#### Dataset records:
## begin

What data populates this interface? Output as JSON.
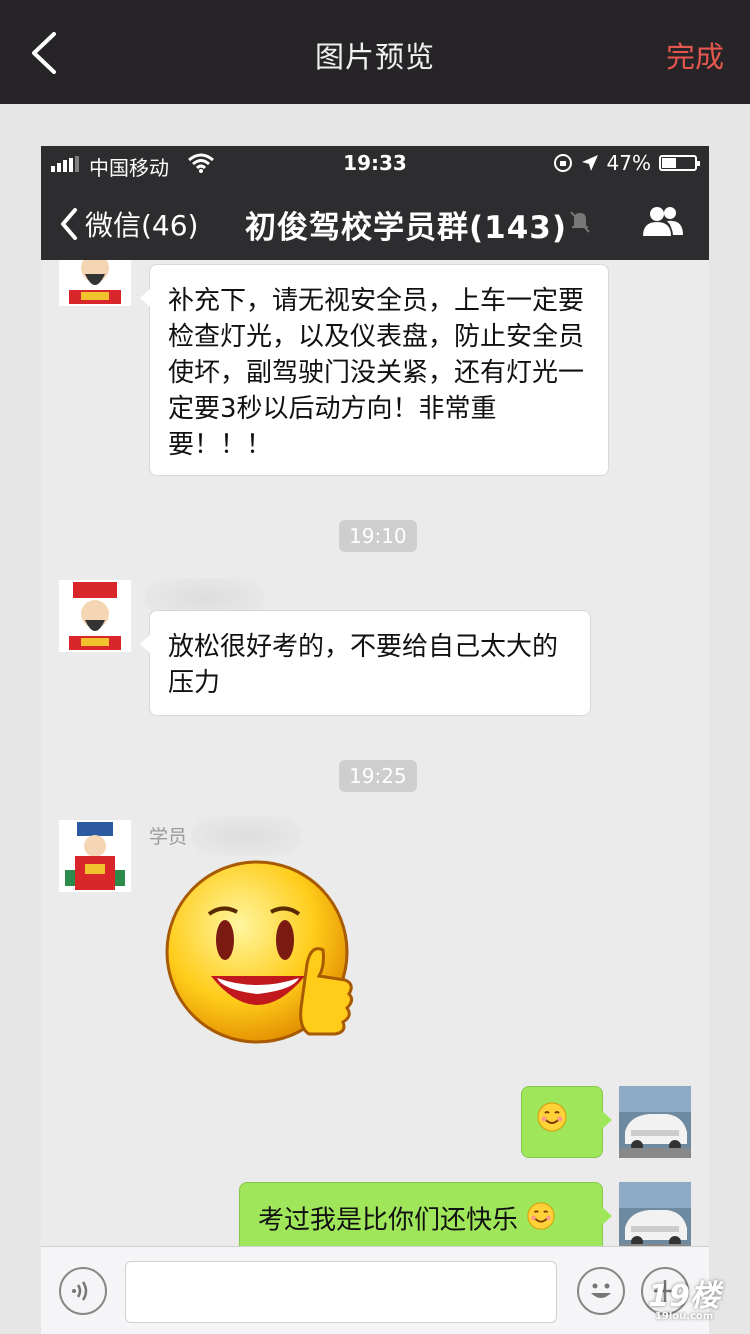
{
  "preview": {
    "title": "图片预览",
    "done_label": "完成"
  },
  "status": {
    "carrier": "中国移动",
    "time": "19:33",
    "battery_percent_text": "47%",
    "battery_level": 0.47
  },
  "chat": {
    "back_label": "微信(46)",
    "title": "初俊驾校学员群(143)"
  },
  "messages": [
    {
      "side": "left",
      "text": "补充下，请无视安全员，上车一定要检查灯光，以及仪表盘，防止安全员使坏，副驾驶门没关紧，还有灯光一定要3秒以后动方向！非常重要！！！"
    },
    {
      "type": "time",
      "text": "19:10"
    },
    {
      "side": "left",
      "text": "放松很好考的，不要给自己太大的压力"
    },
    {
      "type": "time",
      "text": "19:25"
    },
    {
      "side": "left",
      "sender": "学员",
      "type": "sticker"
    },
    {
      "side": "right",
      "text": ""
    },
    {
      "side": "right",
      "text": "考过我是比你们还快乐"
    }
  ],
  "watermark": {
    "label": "19楼",
    "sub": "19lou.com"
  }
}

## end

#### REQUIRED WORK:
Reproduce the whole listing exactly, but not the images in it.

#### RESPONSE BELOW:
What data populates this interface? Output as JSON.
{
  "preview": {
    "title": "图片预览",
    "done_label": "完成"
  },
  "status": {
    "carrier": "中国移动",
    "time": "19:33",
    "battery_percent_text": "47%",
    "battery_level": 0.47
  },
  "chat": {
    "back_label": "微信(46)",
    "title": "初俊驾校学员群(143)"
  },
  "messages": [
    {
      "side": "left",
      "text": "补充下，请无视安全员，上车一定要检查灯光，以及仪表盘，防止安全员使坏，副驾驶门没关紧，还有灯光一定要3秒以后动方向！非常重要！！！"
    },
    {
      "type": "time",
      "text": "19:10"
    },
    {
      "side": "left",
      "text": "放松很好考的，不要给自己太大的压力"
    },
    {
      "type": "time",
      "text": "19:25"
    },
    {
      "side": "left",
      "sender": "学员",
      "type": "sticker"
    },
    {
      "side": "right",
      "text": ""
    },
    {
      "side": "right",
      "text": "考过我是比你们还快乐"
    }
  ],
  "watermark": {
    "label": "19楼",
    "sub": "19lou.com"
  }
}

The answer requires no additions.